Start of RECORDS TO PROCESS
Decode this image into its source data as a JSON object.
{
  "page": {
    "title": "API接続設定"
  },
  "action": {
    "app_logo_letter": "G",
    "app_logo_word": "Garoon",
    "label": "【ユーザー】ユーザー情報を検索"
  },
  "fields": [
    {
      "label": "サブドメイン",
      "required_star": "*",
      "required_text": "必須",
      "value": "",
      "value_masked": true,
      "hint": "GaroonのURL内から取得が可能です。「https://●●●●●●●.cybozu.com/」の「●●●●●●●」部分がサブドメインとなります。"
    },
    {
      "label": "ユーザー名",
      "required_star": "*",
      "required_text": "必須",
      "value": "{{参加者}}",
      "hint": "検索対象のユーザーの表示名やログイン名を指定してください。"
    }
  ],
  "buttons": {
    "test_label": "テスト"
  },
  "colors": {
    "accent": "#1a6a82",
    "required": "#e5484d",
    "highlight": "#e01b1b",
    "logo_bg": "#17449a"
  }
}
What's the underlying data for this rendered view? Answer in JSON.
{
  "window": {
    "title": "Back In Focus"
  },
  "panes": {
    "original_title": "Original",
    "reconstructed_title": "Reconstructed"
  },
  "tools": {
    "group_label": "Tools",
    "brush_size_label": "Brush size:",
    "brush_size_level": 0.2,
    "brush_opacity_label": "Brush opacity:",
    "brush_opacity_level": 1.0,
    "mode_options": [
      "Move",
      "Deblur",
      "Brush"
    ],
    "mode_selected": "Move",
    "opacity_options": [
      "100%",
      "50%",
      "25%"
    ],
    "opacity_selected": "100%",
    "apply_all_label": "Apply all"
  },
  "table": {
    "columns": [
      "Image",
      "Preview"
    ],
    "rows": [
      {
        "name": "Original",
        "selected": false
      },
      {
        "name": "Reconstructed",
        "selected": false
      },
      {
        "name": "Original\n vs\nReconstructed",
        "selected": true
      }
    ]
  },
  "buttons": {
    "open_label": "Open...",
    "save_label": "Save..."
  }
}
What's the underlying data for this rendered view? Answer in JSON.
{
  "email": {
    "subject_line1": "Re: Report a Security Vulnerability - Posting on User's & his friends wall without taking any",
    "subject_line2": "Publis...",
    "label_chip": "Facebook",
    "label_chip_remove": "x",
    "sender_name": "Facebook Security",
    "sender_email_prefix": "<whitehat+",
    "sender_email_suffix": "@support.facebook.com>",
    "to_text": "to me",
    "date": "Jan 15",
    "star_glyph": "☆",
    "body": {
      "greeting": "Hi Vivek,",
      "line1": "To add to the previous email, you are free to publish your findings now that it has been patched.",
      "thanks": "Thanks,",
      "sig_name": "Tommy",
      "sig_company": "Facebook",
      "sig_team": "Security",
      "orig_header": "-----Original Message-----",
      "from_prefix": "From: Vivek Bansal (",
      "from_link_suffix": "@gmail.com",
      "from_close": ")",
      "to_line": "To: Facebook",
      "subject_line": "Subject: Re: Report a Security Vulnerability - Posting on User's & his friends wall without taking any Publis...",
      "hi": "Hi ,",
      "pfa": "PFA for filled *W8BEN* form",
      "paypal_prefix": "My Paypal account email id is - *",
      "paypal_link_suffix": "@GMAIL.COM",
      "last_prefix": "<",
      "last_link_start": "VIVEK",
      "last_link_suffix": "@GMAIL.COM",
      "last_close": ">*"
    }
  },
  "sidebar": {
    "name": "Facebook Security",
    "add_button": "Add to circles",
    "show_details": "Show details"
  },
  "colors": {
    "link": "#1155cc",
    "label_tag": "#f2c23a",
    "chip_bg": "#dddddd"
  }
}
End of RECORDS TO PROCESS
*TASK STATEMENT*
Exact copies of all the records are required.

*RESPONSE TO THE TASK*
Decode this image into its source data as a JSON object.
{
  "page": {
    "title": "API接続設定"
  },
  "action": {
    "app_logo_letter": "G",
    "app_logo_word": "Garoon",
    "label": "【ユーザー】ユーザー情報を検索"
  },
  "fields": [
    {
      "label": "サブドメイン",
      "required_star": "*",
      "required_text": "必須",
      "value": "",
      "value_masked": true,
      "hint": "GaroonのURL内から取得が可能です。「https://●●●●●●●.cybozu.com/」の「●●●●●●●」部分がサブドメインとなります。"
    },
    {
      "label": "ユーザー名",
      "required_star": "*",
      "required_text": "必須",
      "value": "{{参加者}}",
      "hint": "検索対象のユーザーの表示名やログイン名を指定してください。"
    }
  ],
  "buttons": {
    "test_label": "テスト"
  },
  "colors": {
    "accent": "#1a6a82",
    "required": "#e5484d",
    "highlight": "#e01b1b",
    "logo_bg": "#17449a"
  }
}
What's the underlying data for this rendered view? Answer in JSON.
{
  "window": {
    "title": "Back In Focus"
  },
  "panes": {
    "original_title": "Original",
    "reconstructed_title": "Reconstructed"
  },
  "tools": {
    "group_label": "Tools",
    "brush_size_label": "Brush size:",
    "brush_size_level": 0.2,
    "brush_opacity_label": "Brush opacity:",
    "brush_opacity_level": 1.0,
    "mode_options": [
      "Move",
      "Deblur",
      "Brush"
    ],
    "mode_selected": "Move",
    "opacity_options": [
      "100%",
      "50%",
      "25%"
    ],
    "opacity_selected": "100%",
    "apply_all_label": "Apply all"
  },
  "table": {
    "columns": [
      "Image",
      "Preview"
    ],
    "rows": [
      {
        "name": "Original",
        "selected": false
      },
      {
        "name": "Reconstructed",
        "selected": false
      },
      {
        "name": "Original\n vs\nReconstructed",
        "selected": true
      }
    ]
  },
  "buttons": {
    "open_label": "Open...",
    "save_label": "Save..."
  }
}
What's the underlying data for this rendered view? Answer in JSON.
{
  "email": {
    "subject_line1": "Re: Report a Security Vulnerability - Posting on User's & his friends wall without taking any",
    "subject_line2": "Publis...",
    "label_chip": "Facebook",
    "label_chip_remove": "x",
    "sender_name": "Facebook Security",
    "sender_email_prefix": "<whitehat+",
    "sender_email_suffix": "@support.facebook.com>",
    "to_text": "to me",
    "date": "Jan 15",
    "star_glyph": "☆",
    "body": {
      "greeting": "Hi Vivek,",
      "line1": "To add to the previous email, you are free to publish your findings now that it has been patched.",
      "thanks": "Thanks,",
      "sig_name": "Tommy",
      "sig_company": "Facebook",
      "sig_team": "Security",
      "orig_header": "-----Original Message-----",
      "from_prefix": "From: Vivek Bansal (",
      "from_link_suffix": "@gmail.com",
      "from_close": ")",
      "to_line": "To: Facebook",
      "subject_line": "Subject: Re: Report a Security Vulnerability - Posting on User's & his friends wall without taking any Publis...",
      "hi": "Hi ,",
      "pfa": "PFA for filled *W8BEN* form",
      "paypal_prefix": "My Paypal account email id is - *",
      "paypal_link_suffix": "@GMAIL.COM",
      "last_prefix": "<",
      "last_link_start": "VIVEK",
      "last_link_suffix": "@GMAIL.COM",
      "last_close": ">*"
    }
  },
  "sidebar": {
    "name": "Facebook Security",
    "add_button": "Add to circles",
    "show_details": "Show details"
  },
  "colors": {
    "link": "#1155cc",
    "label_tag": "#f2c23a",
    "chip_bg": "#dddddd"
  }
}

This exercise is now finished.